(Collected data entries)
>>>

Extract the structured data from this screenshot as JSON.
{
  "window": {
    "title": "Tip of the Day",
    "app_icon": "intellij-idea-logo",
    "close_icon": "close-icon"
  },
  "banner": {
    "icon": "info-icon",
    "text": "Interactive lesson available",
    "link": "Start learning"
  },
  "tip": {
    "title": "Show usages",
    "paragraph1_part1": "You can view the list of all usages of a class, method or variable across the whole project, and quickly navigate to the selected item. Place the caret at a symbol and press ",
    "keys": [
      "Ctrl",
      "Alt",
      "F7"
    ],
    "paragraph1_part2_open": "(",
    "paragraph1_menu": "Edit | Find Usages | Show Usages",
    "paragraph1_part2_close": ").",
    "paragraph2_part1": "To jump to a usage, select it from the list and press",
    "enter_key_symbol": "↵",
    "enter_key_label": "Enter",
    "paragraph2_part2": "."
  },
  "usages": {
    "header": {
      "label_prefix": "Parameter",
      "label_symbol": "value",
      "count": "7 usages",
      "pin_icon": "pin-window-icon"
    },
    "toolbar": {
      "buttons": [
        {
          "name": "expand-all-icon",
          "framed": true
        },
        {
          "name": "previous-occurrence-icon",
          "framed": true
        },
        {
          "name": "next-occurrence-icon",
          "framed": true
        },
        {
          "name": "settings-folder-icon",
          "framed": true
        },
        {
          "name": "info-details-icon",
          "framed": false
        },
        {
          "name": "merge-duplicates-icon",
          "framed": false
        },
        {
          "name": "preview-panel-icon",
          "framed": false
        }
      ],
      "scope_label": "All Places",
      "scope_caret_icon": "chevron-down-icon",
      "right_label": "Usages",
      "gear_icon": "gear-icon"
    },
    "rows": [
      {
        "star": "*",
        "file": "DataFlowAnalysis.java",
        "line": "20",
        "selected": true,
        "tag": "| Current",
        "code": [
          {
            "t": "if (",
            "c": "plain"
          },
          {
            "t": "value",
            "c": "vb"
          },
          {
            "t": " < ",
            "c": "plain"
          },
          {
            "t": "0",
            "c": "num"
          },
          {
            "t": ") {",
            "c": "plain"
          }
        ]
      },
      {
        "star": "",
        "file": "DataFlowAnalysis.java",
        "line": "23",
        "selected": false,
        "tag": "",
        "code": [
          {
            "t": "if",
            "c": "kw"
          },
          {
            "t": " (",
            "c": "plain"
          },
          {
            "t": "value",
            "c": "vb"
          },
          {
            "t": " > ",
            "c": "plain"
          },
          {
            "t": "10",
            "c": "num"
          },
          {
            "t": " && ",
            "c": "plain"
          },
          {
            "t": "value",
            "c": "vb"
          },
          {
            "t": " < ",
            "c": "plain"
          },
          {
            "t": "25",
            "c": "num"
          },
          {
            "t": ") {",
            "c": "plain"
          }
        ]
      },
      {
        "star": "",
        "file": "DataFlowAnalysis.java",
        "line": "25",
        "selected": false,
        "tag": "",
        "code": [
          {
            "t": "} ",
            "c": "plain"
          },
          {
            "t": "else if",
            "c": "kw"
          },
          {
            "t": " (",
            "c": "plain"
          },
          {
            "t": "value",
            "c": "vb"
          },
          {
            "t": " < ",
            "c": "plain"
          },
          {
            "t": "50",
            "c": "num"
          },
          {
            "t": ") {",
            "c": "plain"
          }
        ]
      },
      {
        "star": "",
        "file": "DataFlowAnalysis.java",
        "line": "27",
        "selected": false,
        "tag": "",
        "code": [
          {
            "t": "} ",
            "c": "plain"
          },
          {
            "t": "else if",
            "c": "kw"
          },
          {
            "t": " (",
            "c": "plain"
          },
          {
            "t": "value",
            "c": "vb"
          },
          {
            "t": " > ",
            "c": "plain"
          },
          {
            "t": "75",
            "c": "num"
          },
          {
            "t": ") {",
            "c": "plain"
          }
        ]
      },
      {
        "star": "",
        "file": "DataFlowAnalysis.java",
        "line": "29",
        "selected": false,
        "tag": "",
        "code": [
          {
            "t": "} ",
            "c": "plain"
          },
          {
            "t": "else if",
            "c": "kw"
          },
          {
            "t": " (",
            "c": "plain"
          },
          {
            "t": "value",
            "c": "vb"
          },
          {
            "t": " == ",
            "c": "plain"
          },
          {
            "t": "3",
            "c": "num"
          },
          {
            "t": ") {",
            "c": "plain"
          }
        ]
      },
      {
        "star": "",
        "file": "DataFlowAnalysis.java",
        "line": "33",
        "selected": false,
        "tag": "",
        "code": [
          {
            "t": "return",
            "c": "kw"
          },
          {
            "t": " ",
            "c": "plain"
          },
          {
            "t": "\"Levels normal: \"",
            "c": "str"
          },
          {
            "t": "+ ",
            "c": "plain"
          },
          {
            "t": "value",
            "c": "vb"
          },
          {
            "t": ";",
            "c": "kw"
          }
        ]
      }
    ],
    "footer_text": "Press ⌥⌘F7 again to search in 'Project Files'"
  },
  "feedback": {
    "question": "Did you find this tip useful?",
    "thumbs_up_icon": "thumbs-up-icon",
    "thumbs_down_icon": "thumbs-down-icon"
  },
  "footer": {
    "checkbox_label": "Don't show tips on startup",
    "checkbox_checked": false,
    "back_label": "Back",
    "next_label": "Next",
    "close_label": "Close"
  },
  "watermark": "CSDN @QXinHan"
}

<<<

WHAT TO DO.
Write out the entries above word for word.

RESPONSE TO THIS EXERCISE.
Extract the structured data from this screenshot as JSON.
{
  "window": {
    "title": "Tip of the Day",
    "app_icon": "intellij-idea-logo",
    "close_icon": "close-icon"
  },
  "banner": {
    "icon": "info-icon",
    "text": "Interactive lesson available",
    "link": "Start learning"
  },
  "tip": {
    "title": "Show usages",
    "paragraph1_part1": "You can view the list of all usages of a class, method or variable across the whole project, and quickly navigate to the selected item. Place the caret at a symbol and press ",
    "keys": [
      "Ctrl",
      "Alt",
      "F7"
    ],
    "paragraph1_part2_open": "(",
    "paragraph1_menu": "Edit | Find Usages | Show Usages",
    "paragraph1_part2_close": ").",
    "paragraph2_part1": "To jump to a usage, select it from the list and press",
    "enter_key_symbol": "↵",
    "enter_key_label": "Enter",
    "paragraph2_part2": "."
  },
  "usages": {
    "header": {
      "label_prefix": "Parameter",
      "label_symbol": "value",
      "count": "7 usages",
      "pin_icon": "pin-window-icon"
    },
    "toolbar": {
      "buttons": [
        {
          "name": "expand-all-icon",
          "framed": true
        },
        {
          "name": "previous-occurrence-icon",
          "framed": true
        },
        {
          "name": "next-occurrence-icon",
          "framed": true
        },
        {
          "name": "settings-folder-icon",
          "framed": true
        },
        {
          "name": "info-details-icon",
          "framed": false
        },
        {
          "name": "merge-duplicates-icon",
          "framed": false
        },
        {
          "name": "preview-panel-icon",
          "framed": false
        }
      ],
      "scope_label": "All Places",
      "scope_caret_icon": "chevron-down-icon",
      "right_label": "Usages",
      "gear_icon": "gear-icon"
    },
    "rows": [
      {
        "star": "*",
        "file": "DataFlowAnalysis.java",
        "line": "20",
        "selected": true,
        "tag": "| Current",
        "code": [
          {
            "t": "if (",
            "c": "plain"
          },
          {
            "t": "value",
            "c": "vb"
          },
          {
            "t": " < ",
            "c": "plain"
          },
          {
            "t": "0",
            "c": "num"
          },
          {
            "t": ") {",
            "c": "plain"
          }
        ]
      },
      {
        "star": "",
        "file": "DataFlowAnalysis.java",
        "line": "23",
        "selected": false,
        "tag": "",
        "code": [
          {
            "t": "if",
            "c": "kw"
          },
          {
            "t": " (",
            "c": "plain"
          },
          {
            "t": "value",
            "c": "vb"
          },
          {
            "t": " > ",
            "c": "plain"
          },
          {
            "t": "10",
            "c": "num"
          },
          {
            "t": " && ",
            "c": "plain"
          },
          {
            "t": "value",
            "c": "vb"
          },
          {
            "t": " < ",
            "c": "plain"
          },
          {
            "t": "25",
            "c": "num"
          },
          {
            "t": ") {",
            "c": "plain"
          }
        ]
      },
      {
        "star": "",
        "file": "DataFlowAnalysis.java",
        "line": "25",
        "selected": false,
        "tag": "",
        "code": [
          {
            "t": "} ",
            "c": "plain"
          },
          {
            "t": "else if",
            "c": "kw"
          },
          {
            "t": " (",
            "c": "plain"
          },
          {
            "t": "value",
            "c": "vb"
          },
          {
            "t": " < ",
            "c": "plain"
          },
          {
            "t": "50",
            "c": "num"
          },
          {
            "t": ") {",
            "c": "plain"
          }
        ]
      },
      {
        "star": "",
        "file": "DataFlowAnalysis.java",
        "line": "27",
        "selected": false,
        "tag": "",
        "code": [
          {
            "t": "} ",
            "c": "plain"
          },
          {
            "t": "else if",
            "c": "kw"
          },
          {
            "t": " (",
            "c": "plain"
          },
          {
            "t": "value",
            "c": "vb"
          },
          {
            "t": " > ",
            "c": "plain"
          },
          {
            "t": "75",
            "c": "num"
          },
          {
            "t": ") {",
            "c": "plain"
          }
        ]
      },
      {
        "star": "",
        "file": "DataFlowAnalysis.java",
        "line": "29",
        "selected": false,
        "tag": "",
        "code": [
          {
            "t": "} ",
            "c": "plain"
          },
          {
            "t": "else if",
            "c": "kw"
          },
          {
            "t": " (",
            "c": "plain"
          },
          {
            "t": "value",
            "c": "vb"
          },
          {
            "t": " == ",
            "c": "plain"
          },
          {
            "t": "3",
            "c": "num"
          },
          {
            "t": ") {",
            "c": "plain"
          }
        ]
      },
      {
        "star": "",
        "file": "DataFlowAnalysis.java",
        "line": "33",
        "selected": false,
        "tag": "",
        "code": [
          {
            "t": "return",
            "c": "kw"
          },
          {
            "t": " ",
            "c": "plain"
          },
          {
            "t": "\"Levels normal: \"",
            "c": "str"
          },
          {
            "t": "+ ",
            "c": "plain"
          },
          {
            "t": "value",
            "c": "vb"
          },
          {
            "t": ";",
            "c": "kw"
          }
        ]
      }
    ],
    "footer_text": "Press ⌥⌘F7 again to search in 'Project Files'"
  },
  "feedback": {
    "question": "Did you find this tip useful?",
    "thumbs_up_icon": "thumbs-up-icon",
    "thumbs_down_icon": "thumbs-down-icon"
  },
  "footer": {
    "checkbox_label": "Don't show tips on startup",
    "checkbox_checked": false,
    "back_label": "Back",
    "next_label": "Next",
    "close_label": "Close"
  },
  "watermark": "CSDN @QXinHan"
}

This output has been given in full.